## Written problem:
Rewrite the entries below with every "screenshot" swapped for "image", keeping everything else unchanged. Omit the pictures from your version.

* START Source data *

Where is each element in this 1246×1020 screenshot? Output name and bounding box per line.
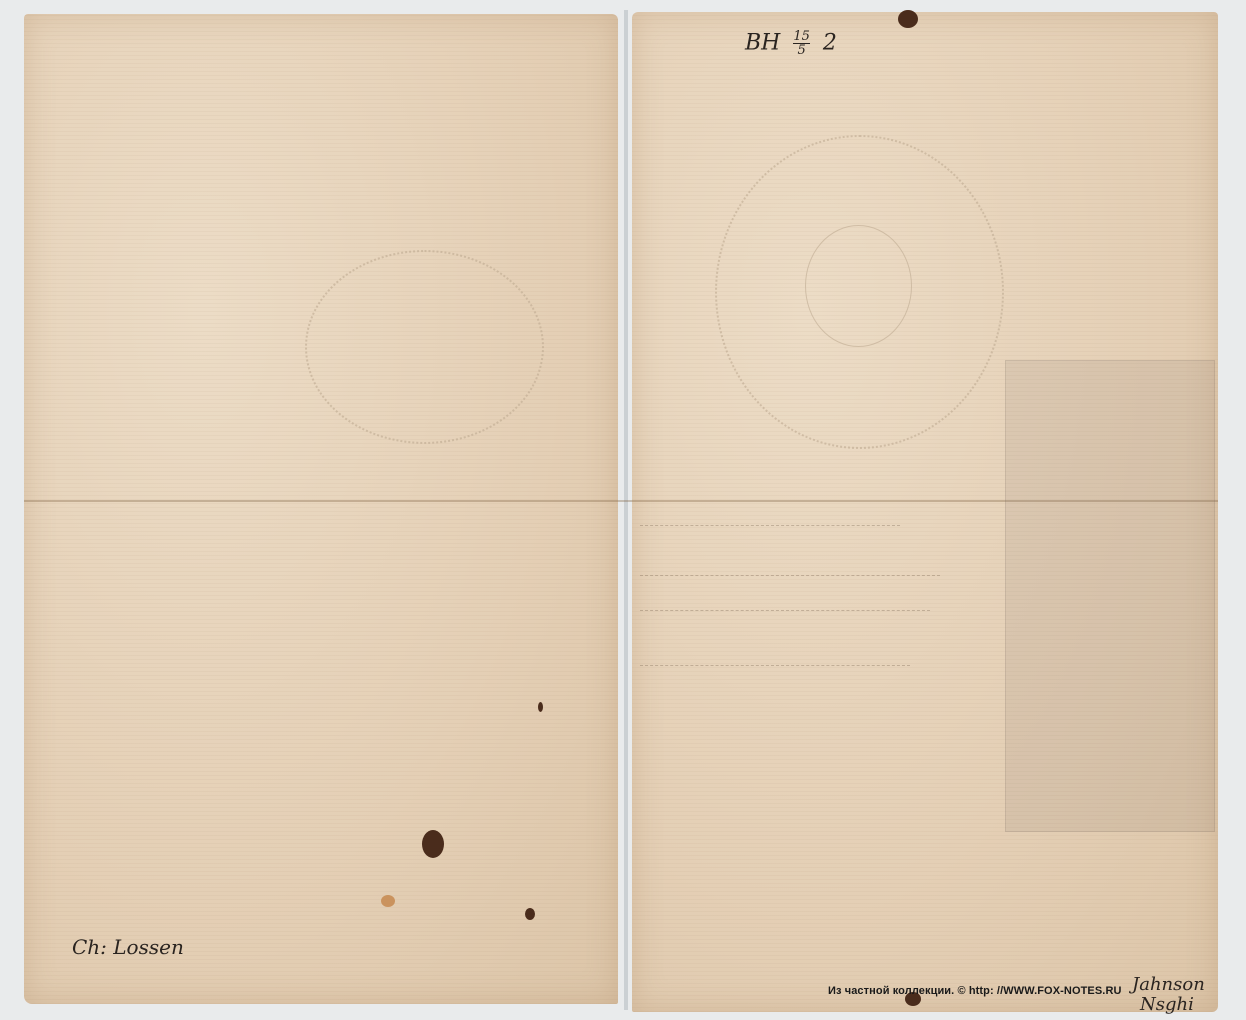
rust-stain	[381, 895, 395, 907]
signature-right: Jahnson Nsghi	[1132, 975, 1205, 1015]
signature-right-line2: Nsghi	[1140, 995, 1205, 1015]
show-through-text-line	[640, 655, 910, 666]
show-through-text-line	[640, 600, 930, 611]
serial-prefix: BH	[745, 31, 780, 56]
signature-left: Ch: Lossen	[72, 935, 184, 959]
serial-fraction: 15 5	[793, 30, 810, 57]
vertical-fold-gap	[624, 10, 628, 1010]
handwritten-serial: BH 15 5 2	[745, 30, 837, 57]
banknote-left-half	[24, 14, 618, 1004]
show-through-text-line	[640, 565, 940, 576]
collection-watermark: Из частной коллекции. © http: //WWW.FOX-…	[828, 985, 1122, 997]
serial-fraction-denominator: 5	[793, 44, 810, 57]
ink-stain	[422, 830, 444, 858]
embossed-medallion-right-inner	[805, 225, 912, 347]
ink-stain	[525, 908, 535, 920]
serial-suffix: 2	[823, 31, 837, 56]
serial-fraction-numerator: 15	[793, 30, 810, 44]
ink-stain	[898, 10, 918, 28]
show-through-text-line	[640, 515, 900, 526]
show-through-printed-block	[1005, 360, 1215, 832]
signature-right-line1: Jahnson	[1132, 975, 1205, 995]
embossed-medallion-left	[305, 250, 544, 444]
ink-stain	[538, 702, 543, 712]
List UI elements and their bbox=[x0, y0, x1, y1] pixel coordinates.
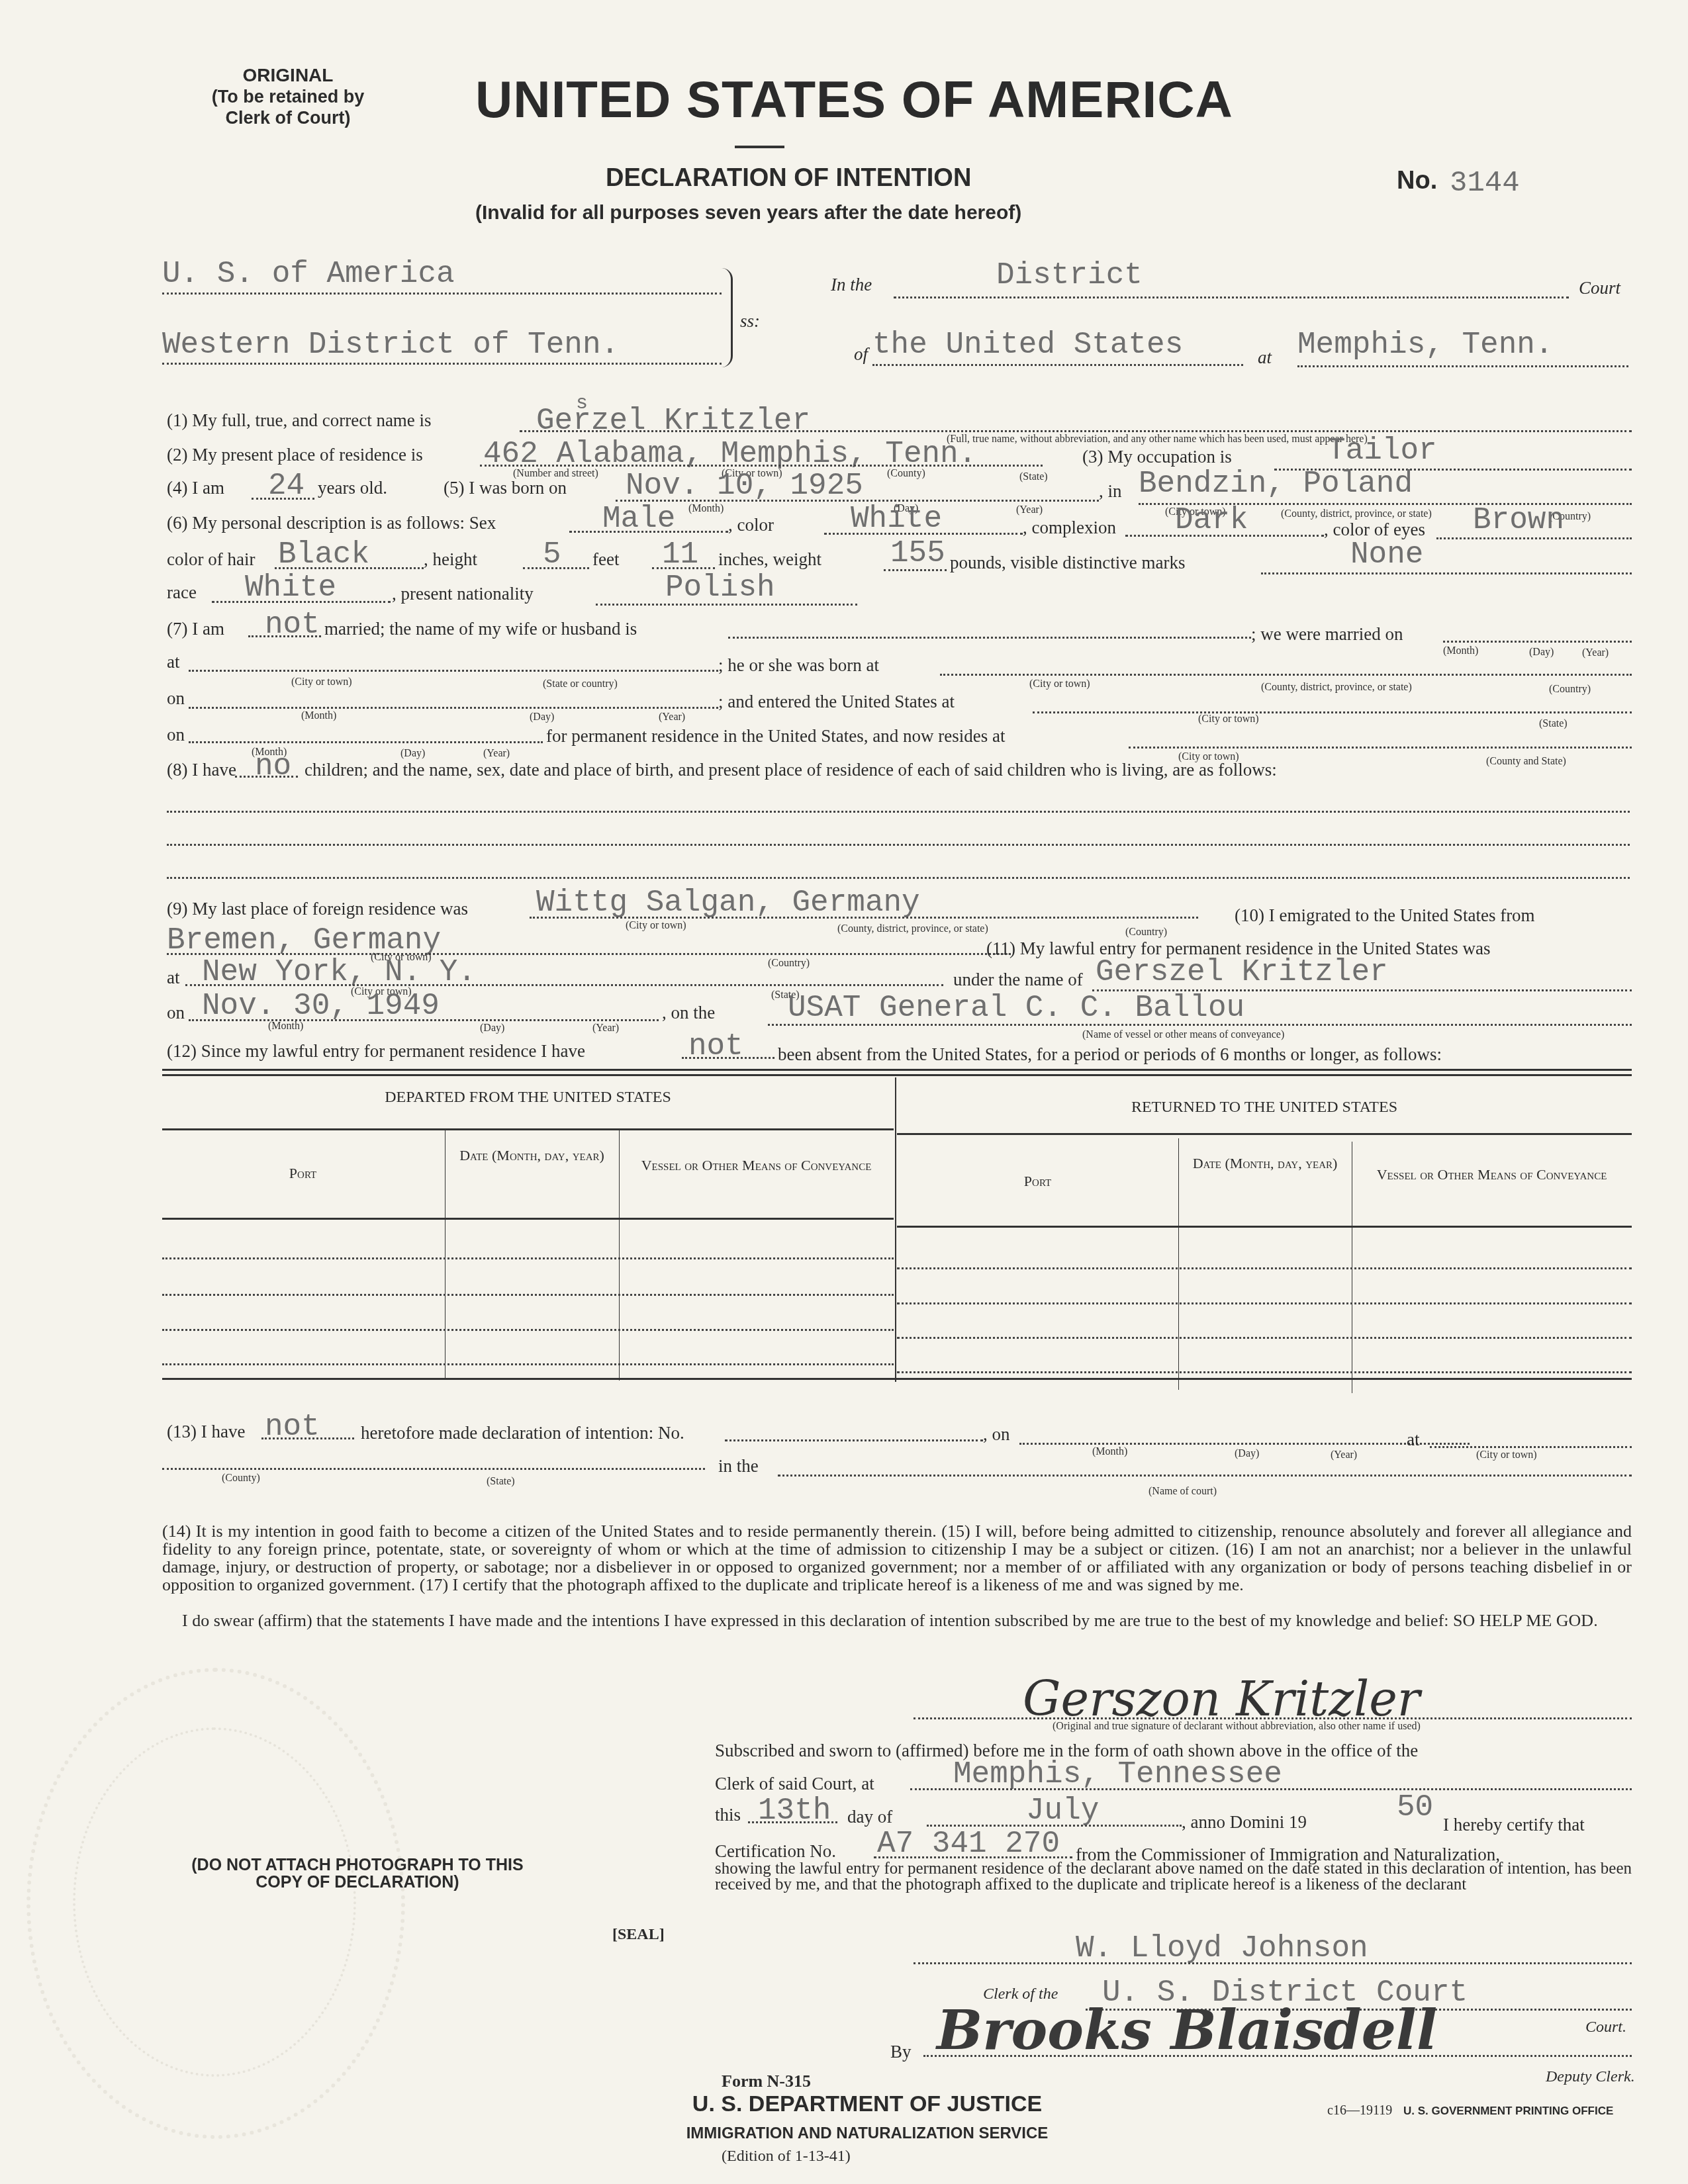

* END Source data *

## Written response:
Where is each element in this 1246×1020 image? Output name and bounding box per line.
rust-stain	[381, 895, 395, 907]
signature-right: Jahnson Nsghi	[1132, 975, 1205, 1015]
signature-right-line2: Nsghi	[1140, 995, 1205, 1015]
show-through-text-line	[640, 655, 910, 666]
show-through-text-line	[640, 600, 930, 611]
serial-prefix: BH	[745, 31, 780, 56]
signature-left: Ch: Lossen	[72, 935, 184, 959]
serial-fraction: 15 5	[793, 30, 810, 57]
vertical-fold-gap	[624, 10, 628, 1010]
handwritten-serial: BH 15 5 2	[745, 30, 837, 57]
banknote-left-half	[24, 14, 618, 1004]
show-through-text-line	[640, 565, 940, 576]
collection-watermark: Из частной коллекции. © http: //WWW.FOX-…	[828, 985, 1122, 997]
serial-fraction-denominator: 5	[793, 44, 810, 57]
ink-stain	[422, 830, 444, 858]
embossed-medallion-right-inner	[805, 225, 912, 347]
ink-stain	[525, 908, 535, 920]
serial-suffix: 2	[823, 31, 837, 56]
serial-fraction-numerator: 15	[793, 30, 810, 44]
ink-stain	[898, 10, 918, 28]
show-through-text-line	[640, 515, 900, 526]
show-through-printed-block	[1005, 360, 1215, 832]
signature-right-line1: Jahnson	[1132, 975, 1205, 995]
embossed-medallion-left	[305, 250, 544, 444]
ink-stain	[538, 702, 543, 712]
List UI elements and their bbox=[x0, y0, x1, y1] pixel coordinates.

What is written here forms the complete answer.